_GOAL OF THE EXERCISE_: Pull out all lines from the listing below in which the word "group" appears.

_RECORD LIST_:
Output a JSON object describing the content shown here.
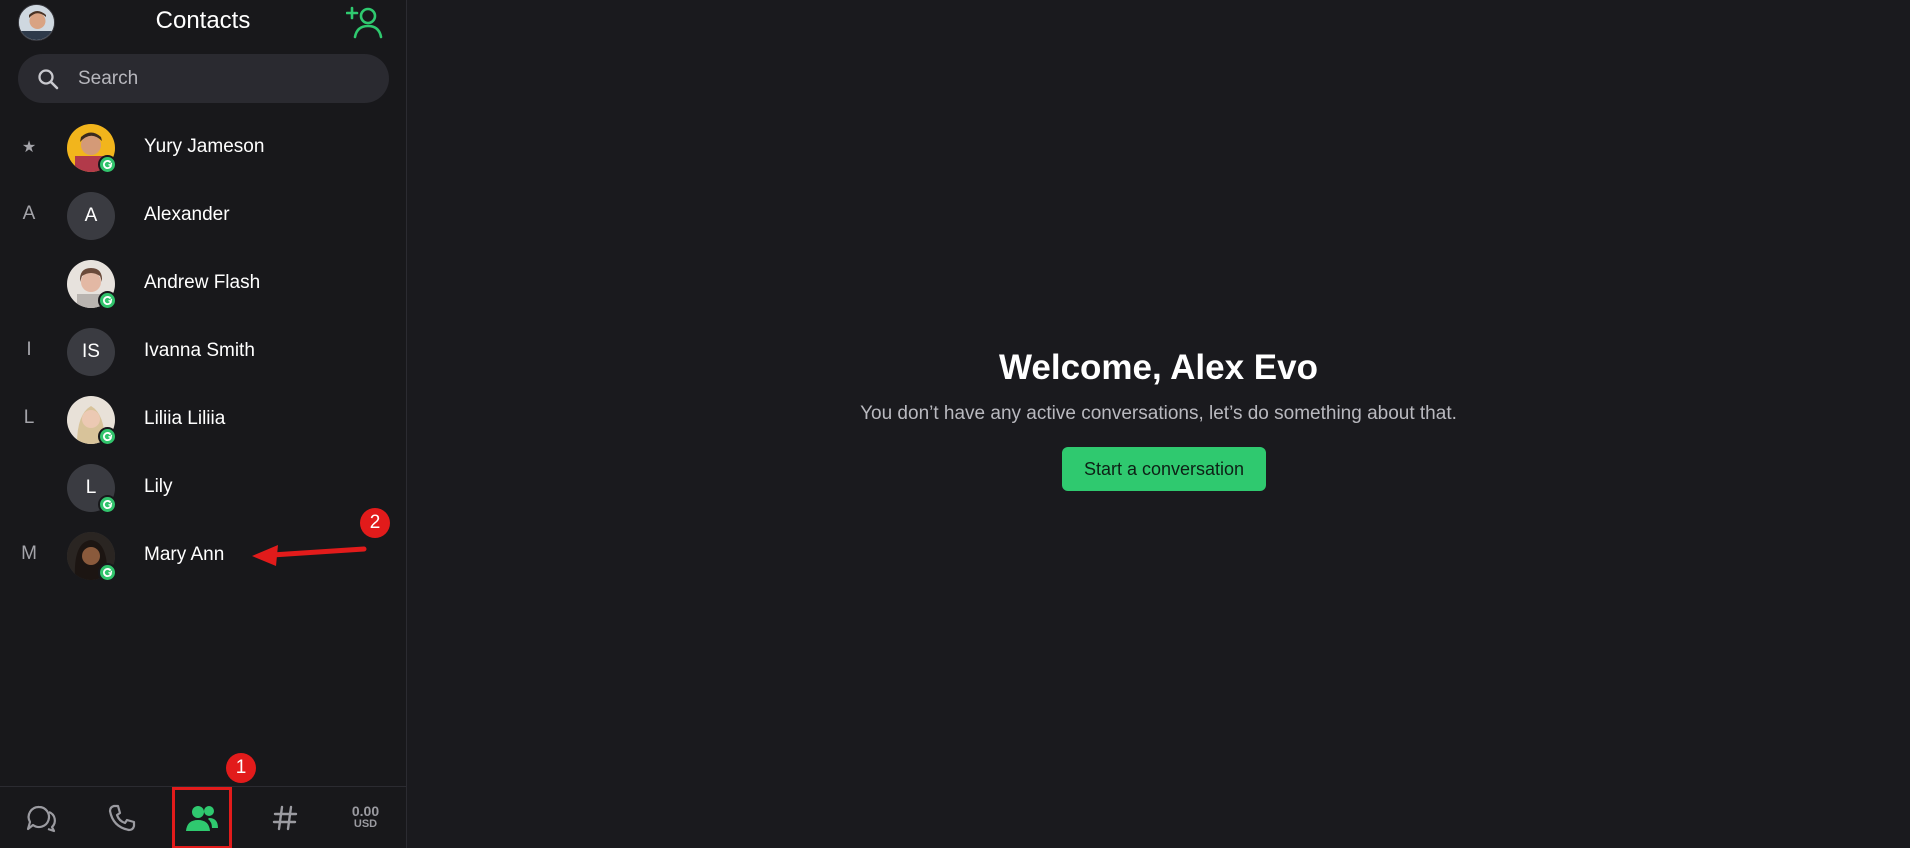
{
  "sidebar": {
    "title": "Contacts",
    "search": {
      "placeholder": "Search",
      "value": ""
    },
    "contacts": [
      {
        "group": "★",
        "name": "Yury Jameson",
        "initials": "",
        "online": true
      },
      {
        "group": "A",
        "name": "Alexander",
        "initials": "A",
        "online": false
      },
      {
        "group": "",
        "name": "Andrew Flash",
        "initials": "",
        "online": true
      },
      {
        "group": "I",
        "name": "Ivanna Smith",
        "initials": "IS",
        "online": false
      },
      {
        "group": "L",
        "name": "Liliia Liliia",
        "initials": "",
        "online": true
      },
      {
        "group": "",
        "name": "Lily",
        "initials": "L",
        "online": true
      },
      {
        "group": "M",
        "name": "Mary Ann",
        "initials": "",
        "online": true
      }
    ]
  },
  "bottom_nav": {
    "items": [
      "chats-icon",
      "phone-icon",
      "contacts-icon",
      "channels-icon"
    ],
    "balance_amount": "0.00",
    "balance_currency": "USD"
  },
  "main": {
    "welcome": "Welcome, Alex Evo",
    "subtitle": "You don’t have any active conversations, let’s do something about that.",
    "start_button": "Start a conversation"
  },
  "annotations": {
    "step1": "1",
    "step2": "2"
  },
  "colors": {
    "accent": "#2fc96f",
    "annotation": "#e21b1b",
    "background": "#19191d"
  }
}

_TASK SOLUTION_:
        "group": "★",
        "group": "A",
        "group": "",
        "group": "I",
        "group": "L",
        "group": "",
        "group": "M",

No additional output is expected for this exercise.